**Task requirements:** The records should be repeated word for word, pictures excluded.

**Task data:**
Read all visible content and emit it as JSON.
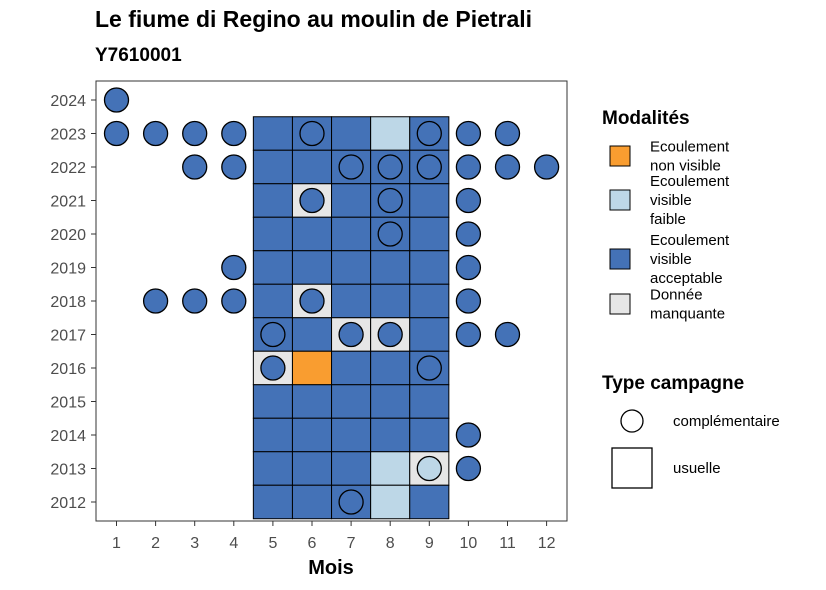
{
  "chart_data": {
    "type": "heatmap",
    "title": "Le fiume di Regino au moulin de Pietrali",
    "subtitle": "Y7610001",
    "xlabel": "Mois",
    "ylabel": "",
    "x_categories": [
      "1",
      "2",
      "3",
      "4",
      "5",
      "6",
      "7",
      "8",
      "9",
      "10",
      "11",
      "12"
    ],
    "y_categories": [
      "2012",
      "2013",
      "2014",
      "2015",
      "2016",
      "2017",
      "2018",
      "2019",
      "2020",
      "2021",
      "2022",
      "2023",
      "2024"
    ],
    "legend_modalites": {
      "title": "Modalités",
      "entries": [
        {
          "key": "non_visible",
          "lines": [
            "Ecoulement",
            "non visible"
          ],
          "color": "#f99d30"
        },
        {
          "key": "faible",
          "lines": [
            "Ecoulement",
            "visible",
            "faible"
          ],
          "color": "#bdd7e7"
        },
        {
          "key": "acceptable",
          "lines": [
            "Ecoulement",
            "visible",
            "acceptable"
          ],
          "color": "#4472b7"
        },
        {
          "key": "manquante",
          "lines": [
            "Donnée",
            "manquante"
          ],
          "color": "#e6e6e6"
        }
      ]
    },
    "legend_campagne": {
      "title": "Type campagne",
      "entries": [
        {
          "key": "complementaire",
          "label": "complémentaire",
          "shape": "circle"
        },
        {
          "key": "usuelle",
          "label": "usuelle",
          "shape": "square"
        }
      ]
    },
    "usuelle": [
      {
        "year": "2023",
        "values": {
          "5": "acceptable",
          "6": "acceptable",
          "7": "acceptable",
          "8": "faible",
          "9": "acceptable"
        }
      },
      {
        "year": "2022",
        "values": {
          "5": "acceptable",
          "6": "acceptable",
          "7": "acceptable",
          "8": "acceptable",
          "9": "acceptable"
        }
      },
      {
        "year": "2021",
        "values": {
          "5": "acceptable",
          "6": "manquante",
          "7": "acceptable",
          "8": "acceptable",
          "9": "acceptable"
        }
      },
      {
        "year": "2020",
        "values": {
          "5": "acceptable",
          "6": "acceptable",
          "7": "acceptable",
          "8": "acceptable",
          "9": "acceptable"
        }
      },
      {
        "year": "2019",
        "values": {
          "5": "acceptable",
          "6": "acceptable",
          "7": "acceptable",
          "8": "acceptable",
          "9": "acceptable"
        }
      },
      {
        "year": "2018",
        "values": {
          "5": "acceptable",
          "6": "manquante",
          "7": "acceptable",
          "8": "acceptable",
          "9": "acceptable"
        }
      },
      {
        "year": "2017",
        "values": {
          "5": "acceptable",
          "6": "acceptable",
          "7": "manquante",
          "8": "manquante",
          "9": "acceptable"
        }
      },
      {
        "year": "2016",
        "values": {
          "5": "manquante",
          "6": "non_visible",
          "7": "acceptable",
          "8": "acceptable",
          "9": "acceptable"
        }
      },
      {
        "year": "2015",
        "values": {
          "5": "acceptable",
          "6": "acceptable",
          "7": "acceptable",
          "8": "acceptable",
          "9": "acceptable"
        }
      },
      {
        "year": "2014",
        "values": {
          "5": "acceptable",
          "6": "acceptable",
          "7": "acceptable",
          "8": "acceptable",
          "9": "acceptable"
        }
      },
      {
        "year": "2013",
        "values": {
          "5": "acceptable",
          "6": "acceptable",
          "7": "acceptable",
          "8": "faible",
          "9": "manquante"
        }
      },
      {
        "year": "2012",
        "values": {
          "5": "acceptable",
          "6": "acceptable",
          "7": "acceptable",
          "8": "faible",
          "9": "acceptable"
        }
      }
    ],
    "complementaire": [
      {
        "year": "2024",
        "month": "1",
        "value": "acceptable"
      },
      {
        "year": "2023",
        "month": "1",
        "value": "acceptable"
      },
      {
        "year": "2023",
        "month": "2",
        "value": "acceptable"
      },
      {
        "year": "2023",
        "month": "3",
        "value": "acceptable"
      },
      {
        "year": "2023",
        "month": "4",
        "value": "acceptable"
      },
      {
        "year": "2023",
        "month": "6",
        "value": "acceptable"
      },
      {
        "year": "2023",
        "month": "9",
        "value": "acceptable"
      },
      {
        "year": "2023",
        "month": "10",
        "value": "acceptable"
      },
      {
        "year": "2023",
        "month": "11",
        "value": "acceptable"
      },
      {
        "year": "2022",
        "month": "3",
        "value": "acceptable"
      },
      {
        "year": "2022",
        "month": "4",
        "value": "acceptable"
      },
      {
        "year": "2022",
        "month": "7",
        "value": "acceptable"
      },
      {
        "year": "2022",
        "month": "8",
        "value": "acceptable"
      },
      {
        "year": "2022",
        "month": "9",
        "value": "acceptable"
      },
      {
        "year": "2022",
        "month": "10",
        "value": "acceptable"
      },
      {
        "year": "2022",
        "month": "11",
        "value": "acceptable"
      },
      {
        "year": "2022",
        "month": "12",
        "value": "acceptable"
      },
      {
        "year": "2021",
        "month": "6",
        "value": "acceptable"
      },
      {
        "year": "2021",
        "month": "8",
        "value": "acceptable"
      },
      {
        "year": "2021",
        "month": "10",
        "value": "acceptable"
      },
      {
        "year": "2020",
        "month": "8",
        "value": "acceptable"
      },
      {
        "year": "2020",
        "month": "10",
        "value": "acceptable"
      },
      {
        "year": "2019",
        "month": "4",
        "value": "acceptable"
      },
      {
        "year": "2019",
        "month": "10",
        "value": "acceptable"
      },
      {
        "year": "2018",
        "month": "2",
        "value": "acceptable"
      },
      {
        "year": "2018",
        "month": "3",
        "value": "acceptable"
      },
      {
        "year": "2018",
        "month": "4",
        "value": "acceptable"
      },
      {
        "year": "2018",
        "month": "6",
        "value": "acceptable"
      },
      {
        "year": "2018",
        "month": "10",
        "value": "acceptable"
      },
      {
        "year": "2017",
        "month": "5",
        "value": "acceptable"
      },
      {
        "year": "2017",
        "month": "7",
        "value": "acceptable"
      },
      {
        "year": "2017",
        "month": "8",
        "value": "acceptable"
      },
      {
        "year": "2017",
        "month": "10",
        "value": "acceptable"
      },
      {
        "year": "2017",
        "month": "11",
        "value": "acceptable"
      },
      {
        "year": "2016",
        "month": "5",
        "value": "acceptable"
      },
      {
        "year": "2016",
        "month": "9",
        "value": "acceptable"
      },
      {
        "year": "2014",
        "month": "10",
        "value": "acceptable"
      },
      {
        "year": "2013",
        "month": "9",
        "value": "faible"
      },
      {
        "year": "2013",
        "month": "10",
        "value": "acceptable"
      },
      {
        "year": "2012",
        "month": "7",
        "value": "acceptable"
      }
    ],
    "grid": false,
    "legend_position": "right"
  }
}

**The result:**
Read all visible content and emit it as JSON.
{
  "chart_data": {
    "type": "heatmap",
    "title": "Le fiume di Regino au moulin de Pietrali",
    "subtitle": "Y7610001",
    "xlabel": "Mois",
    "ylabel": "",
    "x_categories": [
      "1",
      "2",
      "3",
      "4",
      "5",
      "6",
      "7",
      "8",
      "9",
      "10",
      "11",
      "12"
    ],
    "y_categories": [
      "2012",
      "2013",
      "2014",
      "2015",
      "2016",
      "2017",
      "2018",
      "2019",
      "2020",
      "2021",
      "2022",
      "2023",
      "2024"
    ],
    "legend_modalites": {
      "title": "Modalités",
      "entries": [
        {
          "key": "non_visible",
          "lines": [
            "Ecoulement",
            "non visible"
          ],
          "color": "#f99d30"
        },
        {
          "key": "faible",
          "lines": [
            "Ecoulement",
            "visible",
            "faible"
          ],
          "color": "#bdd7e7"
        },
        {
          "key": "acceptable",
          "lines": [
            "Ecoulement",
            "visible",
            "acceptable"
          ],
          "color": "#4472b7"
        },
        {
          "key": "manquante",
          "lines": [
            "Donnée",
            "manquante"
          ],
          "color": "#e6e6e6"
        }
      ]
    },
    "legend_campagne": {
      "title": "Type campagne",
      "entries": [
        {
          "key": "complementaire",
          "label": "complémentaire",
          "shape": "circle"
        },
        {
          "key": "usuelle",
          "label": "usuelle",
          "shape": "square"
        }
      ]
    },
    "usuelle": [
      {
        "year": "2023",
        "values": {
          "5": "acceptable",
          "6": "acceptable",
          "7": "acceptable",
          "8": "faible",
          "9": "acceptable"
        }
      },
      {
        "year": "2022",
        "values": {
          "5": "acceptable",
          "6": "acceptable",
          "7": "acceptable",
          "8": "acceptable",
          "9": "acceptable"
        }
      },
      {
        "year": "2021",
        "values": {
          "5": "acceptable",
          "6": "manquante",
          "7": "acceptable",
          "8": "acceptable",
          "9": "acceptable"
        }
      },
      {
        "year": "2020",
        "values": {
          "5": "acceptable",
          "6": "acceptable",
          "7": "acceptable",
          "8": "acceptable",
          "9": "acceptable"
        }
      },
      {
        "year": "2019",
        "values": {
          "5": "acceptable",
          "6": "acceptable",
          "7": "acceptable",
          "8": "acceptable",
          "9": "acceptable"
        }
      },
      {
        "year": "2018",
        "values": {
          "5": "acceptable",
          "6": "manquante",
          "7": "acceptable",
          "8": "acceptable",
          "9": "acceptable"
        }
      },
      {
        "year": "2017",
        "values": {
          "5": "acceptable",
          "6": "acceptable",
          "7": "manquante",
          "8": "manquante",
          "9": "acceptable"
        }
      },
      {
        "year": "2016",
        "values": {
          "5": "manquante",
          "6": "non_visible",
          "7": "acceptable",
          "8": "acceptable",
          "9": "acceptable"
        }
      },
      {
        "year": "2015",
        "values": {
          "5": "acceptable",
          "6": "acceptable",
          "7": "acceptable",
          "8": "acceptable",
          "9": "acceptable"
        }
      },
      {
        "year": "2014",
        "values": {
          "5": "acceptable",
          "6": "acceptable",
          "7": "acceptable",
          "8": "acceptable",
          "9": "acceptable"
        }
      },
      {
        "year": "2013",
        "values": {
          "5": "acceptable",
          "6": "acceptable",
          "7": "acceptable",
          "8": "faible",
          "9": "manquante"
        }
      },
      {
        "year": "2012",
        "values": {
          "5": "acceptable",
          "6": "acceptable",
          "7": "acceptable",
          "8": "faible",
          "9": "acceptable"
        }
      }
    ],
    "complementaire": [
      {
        "year": "2024",
        "month": "1",
        "value": "acceptable"
      },
      {
        "year": "2023",
        "month": "1",
        "value": "acceptable"
      },
      {
        "year": "2023",
        "month": "2",
        "value": "acceptable"
      },
      {
        "year": "2023",
        "month": "3",
        "value": "acceptable"
      },
      {
        "year": "2023",
        "month": "4",
        "value": "acceptable"
      },
      {
        "year": "2023",
        "month": "6",
        "value": "acceptable"
      },
      {
        "year": "2023",
        "month": "9",
        "value": "acceptable"
      },
      {
        "year": "2023",
        "month": "10",
        "value": "acceptable"
      },
      {
        "year": "2023",
        "month": "11",
        "value": "acceptable"
      },
      {
        "year": "2022",
        "month": "3",
        "value": "acceptable"
      },
      {
        "year": "2022",
        "month": "4",
        "value": "acceptable"
      },
      {
        "year": "2022",
        "month": "7",
        "value": "acceptable"
      },
      {
        "year": "2022",
        "month": "8",
        "value": "acceptable"
      },
      {
        "year": "2022",
        "month": "9",
        "value": "acceptable"
      },
      {
        "year": "2022",
        "month": "10",
        "value": "acceptable"
      },
      {
        "year": "2022",
        "month": "11",
        "value": "acceptable"
      },
      {
        "year": "2022",
        "month": "12",
        "value": "acceptable"
      },
      {
        "year": "2021",
        "month": "6",
        "value": "acceptable"
      },
      {
        "year": "2021",
        "month": "8",
        "value": "acceptable"
      },
      {
        "year": "2021",
        "month": "10",
        "value": "acceptable"
      },
      {
        "year": "2020",
        "month": "8",
        "value": "acceptable"
      },
      {
        "year": "2020",
        "month": "10",
        "value": "acceptable"
      },
      {
        "year": "2019",
        "month": "4",
        "value": "acceptable"
      },
      {
        "year": "2019",
        "month": "10",
        "value": "acceptable"
      },
      {
        "year": "2018",
        "month": "2",
        "value": "acceptable"
      },
      {
        "year": "2018",
        "month": "3",
        "value": "acceptable"
      },
      {
        "year": "2018",
        "month": "4",
        "value": "acceptable"
      },
      {
        "year": "2018",
        "month": "6",
        "value": "acceptable"
      },
      {
        "year": "2018",
        "month": "10",
        "value": "acceptable"
      },
      {
        "year": "2017",
        "month": "5",
        "value": "acceptable"
      },
      {
        "year": "2017",
        "month": "7",
        "value": "acceptable"
      },
      {
        "year": "2017",
        "month": "8",
        "value": "acceptable"
      },
      {
        "year": "2017",
        "month": "10",
        "value": "acceptable"
      },
      {
        "year": "2017",
        "month": "11",
        "value": "acceptable"
      },
      {
        "year": "2016",
        "month": "5",
        "value": "acceptable"
      },
      {
        "year": "2016",
        "month": "9",
        "value": "acceptable"
      },
      {
        "year": "2014",
        "month": "10",
        "value": "acceptable"
      },
      {
        "year": "2013",
        "month": "9",
        "value": "faible"
      },
      {
        "year": "2013",
        "month": "10",
        "value": "acceptable"
      },
      {
        "year": "2012",
        "month": "7",
        "value": "acceptable"
      }
    ],
    "grid": false,
    "legend_position": "right"
  }
}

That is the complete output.